What to do:
Extract every record, keeping each one exactly as it is.

Data excerpts:
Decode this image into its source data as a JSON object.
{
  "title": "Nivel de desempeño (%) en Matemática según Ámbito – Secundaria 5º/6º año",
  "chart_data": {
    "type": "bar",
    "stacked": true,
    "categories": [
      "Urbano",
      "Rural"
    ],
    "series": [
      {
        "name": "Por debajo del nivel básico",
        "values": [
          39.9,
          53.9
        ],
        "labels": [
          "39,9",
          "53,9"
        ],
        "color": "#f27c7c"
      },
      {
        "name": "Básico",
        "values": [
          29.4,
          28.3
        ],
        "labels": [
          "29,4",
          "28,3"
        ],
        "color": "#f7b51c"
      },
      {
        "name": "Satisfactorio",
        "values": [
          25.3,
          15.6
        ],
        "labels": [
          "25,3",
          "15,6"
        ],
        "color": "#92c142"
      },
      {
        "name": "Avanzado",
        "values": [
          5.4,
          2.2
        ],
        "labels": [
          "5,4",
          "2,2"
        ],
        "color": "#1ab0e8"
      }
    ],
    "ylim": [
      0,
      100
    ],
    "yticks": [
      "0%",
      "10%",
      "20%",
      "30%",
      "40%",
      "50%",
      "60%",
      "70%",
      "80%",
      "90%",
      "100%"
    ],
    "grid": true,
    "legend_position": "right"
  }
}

Task result:
Decode this image into its source data as a JSON object.
{
  "title": "Nivel de desempeño (%) en Matemática según Ámbito – Secundaria 5º/6º año",
  "chart_data": {
    "type": "bar",
    "stacked": true,
    "categories": [
      "Urbano",
      "Rural"
    ],
    "series": [
      {
        "name": "Por debajo del nivel básico",
        "values": [
          39.9,
          53.9
        ],
        "labels": [
          "39,9",
          "53,9"
        ],
        "color": "#f27c7c"
      },
      {
        "name": "Básico",
        "values": [
          29.4,
          28.3
        ],
        "labels": [
          "29,4",
          "28,3"
        ],
        "color": "#f7b51c"
      },
      {
        "name": "Satisfactorio",
        "values": [
          25.3,
          15.6
        ],
        "labels": [
          "25,3",
          "15,6"
        ],
        "color": "#92c142"
      },
      {
        "name": "Avanzado",
        "values": [
          5.4,
          2.2
        ],
        "labels": [
          "5,4",
          "2,2"
        ],
        "color": "#1ab0e8"
      }
    ],
    "ylim": [
      0,
      100
    ],
    "yticks": [
      "0%",
      "10%",
      "20%",
      "30%",
      "40%",
      "50%",
      "60%",
      "70%",
      "80%",
      "90%",
      "100%"
    ],
    "grid": true,
    "legend_position": "right"
  }
}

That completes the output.